## WHAT THE TASK REQUIRES
Repeat every line of the material, character for character.

[Dataset records]
************
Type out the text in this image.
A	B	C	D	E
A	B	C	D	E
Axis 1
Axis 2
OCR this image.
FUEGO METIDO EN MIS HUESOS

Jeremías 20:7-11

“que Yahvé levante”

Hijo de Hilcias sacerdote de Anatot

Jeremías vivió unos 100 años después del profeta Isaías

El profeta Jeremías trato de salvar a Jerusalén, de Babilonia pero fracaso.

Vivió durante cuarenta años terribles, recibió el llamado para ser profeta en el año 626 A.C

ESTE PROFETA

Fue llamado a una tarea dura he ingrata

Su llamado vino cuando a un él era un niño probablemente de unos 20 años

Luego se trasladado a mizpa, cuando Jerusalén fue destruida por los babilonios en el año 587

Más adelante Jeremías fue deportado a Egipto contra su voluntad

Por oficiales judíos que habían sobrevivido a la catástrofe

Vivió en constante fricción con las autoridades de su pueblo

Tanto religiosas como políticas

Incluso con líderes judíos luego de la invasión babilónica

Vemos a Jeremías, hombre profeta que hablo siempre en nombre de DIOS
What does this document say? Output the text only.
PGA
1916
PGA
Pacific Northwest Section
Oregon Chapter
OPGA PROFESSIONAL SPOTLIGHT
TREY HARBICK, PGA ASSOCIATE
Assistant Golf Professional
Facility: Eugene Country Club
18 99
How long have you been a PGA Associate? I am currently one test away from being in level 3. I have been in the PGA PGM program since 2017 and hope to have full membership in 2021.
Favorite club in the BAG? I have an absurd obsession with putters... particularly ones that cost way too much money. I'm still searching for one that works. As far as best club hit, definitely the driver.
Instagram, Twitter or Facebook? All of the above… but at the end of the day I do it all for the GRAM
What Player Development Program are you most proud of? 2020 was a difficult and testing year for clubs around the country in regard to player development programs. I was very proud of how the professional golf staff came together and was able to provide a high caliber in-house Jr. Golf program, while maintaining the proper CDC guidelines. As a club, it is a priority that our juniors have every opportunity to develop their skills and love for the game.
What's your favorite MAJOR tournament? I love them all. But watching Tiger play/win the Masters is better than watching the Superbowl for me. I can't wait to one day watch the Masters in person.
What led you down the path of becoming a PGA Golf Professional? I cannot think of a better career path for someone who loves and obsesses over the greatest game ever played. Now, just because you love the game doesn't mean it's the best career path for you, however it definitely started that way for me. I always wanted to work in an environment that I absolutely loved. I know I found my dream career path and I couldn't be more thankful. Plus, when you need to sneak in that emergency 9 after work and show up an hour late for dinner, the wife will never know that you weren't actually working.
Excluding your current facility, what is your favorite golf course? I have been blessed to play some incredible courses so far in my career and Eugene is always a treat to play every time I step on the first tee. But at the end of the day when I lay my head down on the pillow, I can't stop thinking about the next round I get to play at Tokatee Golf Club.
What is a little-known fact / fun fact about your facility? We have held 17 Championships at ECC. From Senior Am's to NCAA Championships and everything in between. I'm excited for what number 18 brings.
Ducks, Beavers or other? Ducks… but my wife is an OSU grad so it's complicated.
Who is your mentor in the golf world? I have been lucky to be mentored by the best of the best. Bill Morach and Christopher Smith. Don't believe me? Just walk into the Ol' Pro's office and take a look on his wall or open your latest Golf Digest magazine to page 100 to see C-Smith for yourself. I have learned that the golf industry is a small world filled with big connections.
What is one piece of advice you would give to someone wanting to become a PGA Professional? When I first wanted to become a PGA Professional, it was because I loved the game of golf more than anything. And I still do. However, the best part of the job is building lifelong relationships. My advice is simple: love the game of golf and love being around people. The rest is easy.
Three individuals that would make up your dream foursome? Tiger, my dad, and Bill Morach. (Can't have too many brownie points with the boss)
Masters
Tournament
************
## FULL OUTPUT
Type out the text in this image.
A	B	C	D	E
A	B	C	D	E
Axis 1
Axis 2
OCR this image.
FUEGO METIDO EN MIS HUESOS

Jeremías 20:7-11

“que Yahvé levante”

Hijo de Hilcias sacerdote de Anatot

Jeremías vivió unos 100 años después del profeta Isaías

El profeta Jeremías trato de salvar a Jerusalén, de Babilonia pero fracaso.

Vivió durante cuarenta años terribles, recibió el llamado para ser profeta en el año 626 A.C

ESTE PROFETA

Fue llamado a una tarea dura he ingrata

Su llamado vino cuando a un él era un niño probablemente de unos 20 años

Luego se trasladado a mizpa, cuando Jerusalén fue destruida por los babilonios en el año 587

Más adelante Jeremías fue deportado a Egipto contra su voluntad

Por oficiales judíos que habían sobrevivido a la catástrofe

Vivió en constante fricción con las autoridades de su pueblo

Tanto religiosas como políticas

Incluso con líderes judíos luego de la invasión babilónica

Vemos a Jeremías, hombre profeta que hablo siempre en nombre de DIOS
What does this document say? Output the text only.
PGA
1916
PGA
Pacific Northwest Section
Oregon Chapter
OPGA PROFESSIONAL SPOTLIGHT
TREY HARBICK, PGA ASSOCIATE
Assistant Golf Professional
Facility: Eugene Country Club
18 99
How long have you been a PGA Associate? I am currently one test away from being in level 3. I have been in the PGA PGM program since 2017 and hope to have full membership in 2021.
Favorite club in the BAG? I have an absurd obsession with putters... particularly ones that cost way too much money. I'm still searching for one that works. As far as best club hit, definitely the driver.
Instagram, Twitter or Facebook? All of the above… but at the end of the day I do it all for the GRAM
What Player Development Program are you most proud of? 2020 was a difficult and testing year for clubs around the country in regard to player development programs. I was very proud of how the professional golf staff came together and was able to provide a high caliber in-house Jr. Golf program, while maintaining the proper CDC guidelines. As a club, it is a priority that our juniors have every opportunity to develop their skills and love for the game.
What's your favorite MAJOR tournament? I love them all. But watching Tiger play/win the Masters is better than watching the Superbowl for me. I can't wait to one day watch the Masters in person.
What led you down the path of becoming a PGA Golf Professional? I cannot think of a better career path for someone who loves and obsesses over the greatest game ever played. Now, just because you love the game doesn't mean it's the best career path for you, however it definitely started that way for me. I always wanted to work in an environment that I absolutely loved. I know I found my dream career path and I couldn't be more thankful. Plus, when you need to sneak in that emergency 9 after work and show up an hour late for dinner, the wife will never know that you weren't actually working.
Excluding your current facility, what is your favorite golf course? I have been blessed to play some incredible courses so far in my career and Eugene is always a treat to play every time I step on the first tee. But at the end of the day when I lay my head down on the pillow, I can't stop thinking about the next round I get to play at Tokatee Golf Club.
What is a little-known fact / fun fact about your facility? We have held 17 Championships at ECC. From Senior Am's to NCAA Championships and everything in between. I'm excited for what number 18 brings.
Ducks, Beavers or other? Ducks… but my wife is an OSU grad so it's complicated.
Who is your mentor in the golf world? I have been lucky to be mentored by the best of the best. Bill Morach and Christopher Smith. Don't believe me? Just walk into the Ol' Pro's office and take a look on his wall or open your latest Golf Digest magazine to page 100 to see C-Smith for yourself. I have learned that the golf industry is a small world filled with big connections.
What is one piece of advice you would give to someone wanting to become a PGA Professional? When I first wanted to become a PGA Professional, it was because I loved the game of golf more than anything. And I still do. However, the best part of the job is building lifelong relationships. My advice is simple: love the game of golf and love being around people. The rest is easy.
Three individuals that would make up your dream foursome? Tiger, my dad, and Bill Morach. (Can't have too many brownie points with the boss)
Masters
Tournament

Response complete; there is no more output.